-- Work instructions --
A faithful transcription of all the data is required.

%%

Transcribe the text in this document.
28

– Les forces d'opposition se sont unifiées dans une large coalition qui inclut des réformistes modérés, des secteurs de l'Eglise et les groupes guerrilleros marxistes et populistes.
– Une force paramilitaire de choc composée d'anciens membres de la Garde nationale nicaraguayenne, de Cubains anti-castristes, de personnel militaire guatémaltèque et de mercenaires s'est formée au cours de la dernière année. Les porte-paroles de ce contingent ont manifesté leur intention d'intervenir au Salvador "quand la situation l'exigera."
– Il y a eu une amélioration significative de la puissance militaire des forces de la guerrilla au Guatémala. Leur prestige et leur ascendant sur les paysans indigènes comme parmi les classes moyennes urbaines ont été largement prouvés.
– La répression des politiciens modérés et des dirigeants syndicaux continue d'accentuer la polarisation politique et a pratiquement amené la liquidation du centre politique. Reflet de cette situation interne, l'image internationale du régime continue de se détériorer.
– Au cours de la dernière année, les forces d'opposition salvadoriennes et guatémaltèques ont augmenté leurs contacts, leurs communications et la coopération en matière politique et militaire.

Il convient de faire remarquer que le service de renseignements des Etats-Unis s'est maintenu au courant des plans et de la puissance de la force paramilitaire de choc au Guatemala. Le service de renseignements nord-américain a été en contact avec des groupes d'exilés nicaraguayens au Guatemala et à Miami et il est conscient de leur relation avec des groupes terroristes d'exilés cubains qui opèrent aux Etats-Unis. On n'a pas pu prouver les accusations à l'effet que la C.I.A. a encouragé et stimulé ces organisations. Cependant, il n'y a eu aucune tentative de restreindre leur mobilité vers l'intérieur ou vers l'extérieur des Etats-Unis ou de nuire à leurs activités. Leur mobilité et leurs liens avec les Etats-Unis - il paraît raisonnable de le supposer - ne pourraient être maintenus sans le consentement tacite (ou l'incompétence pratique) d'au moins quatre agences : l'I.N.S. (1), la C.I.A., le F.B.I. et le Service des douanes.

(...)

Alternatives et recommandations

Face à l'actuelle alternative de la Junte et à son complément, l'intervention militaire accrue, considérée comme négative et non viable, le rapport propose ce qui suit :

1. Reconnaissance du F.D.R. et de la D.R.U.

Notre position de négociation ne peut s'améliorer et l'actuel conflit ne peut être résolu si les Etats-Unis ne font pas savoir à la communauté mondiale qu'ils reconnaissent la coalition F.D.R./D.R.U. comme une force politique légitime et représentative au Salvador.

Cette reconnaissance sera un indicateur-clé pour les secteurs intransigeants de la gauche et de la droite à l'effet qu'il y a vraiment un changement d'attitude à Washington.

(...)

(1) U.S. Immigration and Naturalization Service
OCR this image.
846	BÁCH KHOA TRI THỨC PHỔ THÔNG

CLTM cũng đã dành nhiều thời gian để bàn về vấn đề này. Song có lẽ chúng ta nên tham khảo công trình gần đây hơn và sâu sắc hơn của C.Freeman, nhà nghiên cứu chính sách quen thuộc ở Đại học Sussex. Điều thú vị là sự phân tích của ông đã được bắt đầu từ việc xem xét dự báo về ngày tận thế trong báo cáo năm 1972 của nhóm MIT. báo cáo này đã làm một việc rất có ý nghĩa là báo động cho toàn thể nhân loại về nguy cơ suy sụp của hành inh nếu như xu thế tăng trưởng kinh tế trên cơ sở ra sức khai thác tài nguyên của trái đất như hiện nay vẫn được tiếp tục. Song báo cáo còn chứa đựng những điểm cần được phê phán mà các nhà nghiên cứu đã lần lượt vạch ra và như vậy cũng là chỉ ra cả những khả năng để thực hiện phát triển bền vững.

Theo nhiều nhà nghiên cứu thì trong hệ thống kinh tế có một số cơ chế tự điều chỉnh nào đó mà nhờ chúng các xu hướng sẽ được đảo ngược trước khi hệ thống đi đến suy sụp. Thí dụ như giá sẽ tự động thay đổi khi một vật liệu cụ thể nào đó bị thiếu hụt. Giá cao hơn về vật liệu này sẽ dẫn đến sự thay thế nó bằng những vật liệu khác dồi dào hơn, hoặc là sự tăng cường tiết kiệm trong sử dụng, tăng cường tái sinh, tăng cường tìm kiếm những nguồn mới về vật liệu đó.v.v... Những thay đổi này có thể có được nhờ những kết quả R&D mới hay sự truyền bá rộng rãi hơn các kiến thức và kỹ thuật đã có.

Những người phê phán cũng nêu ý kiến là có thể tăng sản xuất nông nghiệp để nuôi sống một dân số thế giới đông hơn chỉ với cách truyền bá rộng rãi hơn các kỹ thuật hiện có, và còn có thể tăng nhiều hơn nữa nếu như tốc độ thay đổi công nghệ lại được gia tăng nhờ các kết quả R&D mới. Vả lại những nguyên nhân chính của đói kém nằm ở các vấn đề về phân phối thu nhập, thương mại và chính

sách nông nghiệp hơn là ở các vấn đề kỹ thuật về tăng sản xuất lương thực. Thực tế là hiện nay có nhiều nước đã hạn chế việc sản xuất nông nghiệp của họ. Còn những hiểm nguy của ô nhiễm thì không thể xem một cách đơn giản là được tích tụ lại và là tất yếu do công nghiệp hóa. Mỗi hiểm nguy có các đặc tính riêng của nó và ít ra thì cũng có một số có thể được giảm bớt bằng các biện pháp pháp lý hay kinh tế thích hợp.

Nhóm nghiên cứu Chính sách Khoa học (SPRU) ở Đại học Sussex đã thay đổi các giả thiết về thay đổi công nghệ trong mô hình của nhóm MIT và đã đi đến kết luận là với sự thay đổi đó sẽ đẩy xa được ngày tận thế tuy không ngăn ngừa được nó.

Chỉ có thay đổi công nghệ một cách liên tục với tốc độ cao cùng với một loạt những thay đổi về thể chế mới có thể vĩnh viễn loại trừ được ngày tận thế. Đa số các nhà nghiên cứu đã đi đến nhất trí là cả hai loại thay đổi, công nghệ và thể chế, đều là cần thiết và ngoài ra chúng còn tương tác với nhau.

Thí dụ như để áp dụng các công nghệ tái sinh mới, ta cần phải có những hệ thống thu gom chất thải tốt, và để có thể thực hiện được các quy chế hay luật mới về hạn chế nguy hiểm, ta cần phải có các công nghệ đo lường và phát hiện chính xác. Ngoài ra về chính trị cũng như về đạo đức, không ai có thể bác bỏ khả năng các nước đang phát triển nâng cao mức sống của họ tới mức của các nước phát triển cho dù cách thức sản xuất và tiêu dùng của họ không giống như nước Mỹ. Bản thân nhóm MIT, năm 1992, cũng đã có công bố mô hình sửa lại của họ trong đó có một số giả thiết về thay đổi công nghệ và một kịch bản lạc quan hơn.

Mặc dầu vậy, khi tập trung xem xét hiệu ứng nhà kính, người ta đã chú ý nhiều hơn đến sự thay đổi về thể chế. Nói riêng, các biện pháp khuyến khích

%%

-- Final result --
Transcribe the text in this document.
28

– Les forces d'opposition se sont unifiées dans une large coalition qui inclut des réformistes modérés, des secteurs de l'Eglise et les groupes guerrilleros marxistes et populistes.
– Une force paramilitaire de choc composée d'anciens membres de la Garde nationale nicaraguayenne, de Cubains anti-castristes, de personnel militaire guatémaltèque et de mercenaires s'est formée au cours de la dernière année. Les porte-paroles de ce contingent ont manifesté leur intention d'intervenir au Salvador "quand la situation l'exigera."
– Il y a eu une amélioration significative de la puissance militaire des forces de la guerrilla au Guatémala. Leur prestige et leur ascendant sur les paysans indigènes comme parmi les classes moyennes urbaines ont été largement prouvés.
– La répression des politiciens modérés et des dirigeants syndicaux continue d'accentuer la polarisation politique et a pratiquement amené la liquidation du centre politique. Reflet de cette situation interne, l'image internationale du régime continue de se détériorer.
– Au cours de la dernière année, les forces d'opposition salvadoriennes et guatémaltèques ont augmenté leurs contacts, leurs communications et la coopération en matière politique et militaire.

Il convient de faire remarquer que le service de renseignements des Etats-Unis s'est maintenu au courant des plans et de la puissance de la force paramilitaire de choc au Guatemala. Le service de renseignements nord-américain a été en contact avec des groupes d'exilés nicaraguayens au Guatemala et à Miami et il est conscient de leur relation avec des groupes terroristes d'exilés cubains qui opèrent aux Etats-Unis. On n'a pas pu prouver les accusations à l'effet que la C.I.A. a encouragé et stimulé ces organisations. Cependant, il n'y a eu aucune tentative de restreindre leur mobilité vers l'intérieur ou vers l'extérieur des Etats-Unis ou de nuire à leurs activités. Leur mobilité et leurs liens avec les Etats-Unis - il paraît raisonnable de le supposer - ne pourraient être maintenus sans le consentement tacite (ou l'incompétence pratique) d'au moins quatre agences : l'I.N.S. (1), la C.I.A., le F.B.I. et le Service des douanes.

(...)

Alternatives et recommandations

Face à l'actuelle alternative de la Junte et à son complément, l'intervention militaire accrue, considérée comme négative et non viable, le rapport propose ce qui suit :

1. Reconnaissance du F.D.R. et de la D.R.U.

Notre position de négociation ne peut s'améliorer et l'actuel conflit ne peut être résolu si les Etats-Unis ne font pas savoir à la communauté mondiale qu'ils reconnaissent la coalition F.D.R./D.R.U. comme une force politique légitime et représentative au Salvador.

Cette reconnaissance sera un indicateur-clé pour les secteurs intransigeants de la gauche et de la droite à l'effet qu'il y a vraiment un changement d'attitude à Washington.

(...)

(1) U.S. Immigration and Naturalization Service
OCR this image.
846	BÁCH KHOA TRI THỨC PHỔ THÔNG

CLTM cũng đã dành nhiều thời gian để bàn về vấn đề này. Song có lẽ chúng ta nên tham khảo công trình gần đây hơn và sâu sắc hơn của C.Freeman, nhà nghiên cứu chính sách quen thuộc ở Đại học Sussex. Điều thú vị là sự phân tích của ông đã được bắt đầu từ việc xem xét dự báo về ngày tận thế trong báo cáo năm 1972 của nhóm MIT. báo cáo này đã làm một việc rất có ý nghĩa là báo động cho toàn thể nhân loại về nguy cơ suy sụp của hành inh nếu như xu thế tăng trưởng kinh tế trên cơ sở ra sức khai thác tài nguyên của trái đất như hiện nay vẫn được tiếp tục. Song báo cáo còn chứa đựng những điểm cần được phê phán mà các nhà nghiên cứu đã lần lượt vạch ra và như vậy cũng là chỉ ra cả những khả năng để thực hiện phát triển bền vững.

Theo nhiều nhà nghiên cứu thì trong hệ thống kinh tế có một số cơ chế tự điều chỉnh nào đó mà nhờ chúng các xu hướng sẽ được đảo ngược trước khi hệ thống đi đến suy sụp. Thí dụ như giá sẽ tự động thay đổi khi một vật liệu cụ thể nào đó bị thiếu hụt. Giá cao hơn về vật liệu này sẽ dẫn đến sự thay thế nó bằng những vật liệu khác dồi dào hơn, hoặc là sự tăng cường tiết kiệm trong sử dụng, tăng cường tái sinh, tăng cường tìm kiếm những nguồn mới về vật liệu đó.v.v... Những thay đổi này có thể có được nhờ những kết quả R&D mới hay sự truyền bá rộng rãi hơn các kiến thức và kỹ thuật đã có.

Những người phê phán cũng nêu ý kiến là có thể tăng sản xuất nông nghiệp để nuôi sống một dân số thế giới đông hơn chỉ với cách truyền bá rộng rãi hơn các kỹ thuật hiện có, và còn có thể tăng nhiều hơn nữa nếu như tốc độ thay đổi công nghệ lại được gia tăng nhờ các kết quả R&D mới. Vả lại những nguyên nhân chính của đói kém nằm ở các vấn đề về phân phối thu nhập, thương mại và chính

sách nông nghiệp hơn là ở các vấn đề kỹ thuật về tăng sản xuất lương thực. Thực tế là hiện nay có nhiều nước đã hạn chế việc sản xuất nông nghiệp của họ. Còn những hiểm nguy của ô nhiễm thì không thể xem một cách đơn giản là được tích tụ lại và là tất yếu do công nghiệp hóa. Mỗi hiểm nguy có các đặc tính riêng của nó và ít ra thì cũng có một số có thể được giảm bớt bằng các biện pháp pháp lý hay kinh tế thích hợp.

Nhóm nghiên cứu Chính sách Khoa học (SPRU) ở Đại học Sussex đã thay đổi các giả thiết về thay đổi công nghệ trong mô hình của nhóm MIT và đã đi đến kết luận là với sự thay đổi đó sẽ đẩy xa được ngày tận thế tuy không ngăn ngừa được nó.

Chỉ có thay đổi công nghệ một cách liên tục với tốc độ cao cùng với một loạt những thay đổi về thể chế mới có thể vĩnh viễn loại trừ được ngày tận thế. Đa số các nhà nghiên cứu đã đi đến nhất trí là cả hai loại thay đổi, công nghệ và thể chế, đều là cần thiết và ngoài ra chúng còn tương tác với nhau.

Thí dụ như để áp dụng các công nghệ tái sinh mới, ta cần phải có những hệ thống thu gom chất thải tốt, và để có thể thực hiện được các quy chế hay luật mới về hạn chế nguy hiểm, ta cần phải có các công nghệ đo lường và phát hiện chính xác. Ngoài ra về chính trị cũng như về đạo đức, không ai có thể bác bỏ khả năng các nước đang phát triển nâng cao mức sống của họ tới mức của các nước phát triển cho dù cách thức sản xuất và tiêu dùng của họ không giống như nước Mỹ. Bản thân nhóm MIT, năm 1992, cũng đã có công bố mô hình sửa lại của họ trong đó có một số giả thiết về thay đổi công nghệ và một kịch bản lạc quan hơn.

Mặc dầu vậy, khi tập trung xem xét hiệu ứng nhà kính, người ta đã chú ý nhiều hơn đến sự thay đổi về thể chế. Nói riêng, các biện pháp khuyến khích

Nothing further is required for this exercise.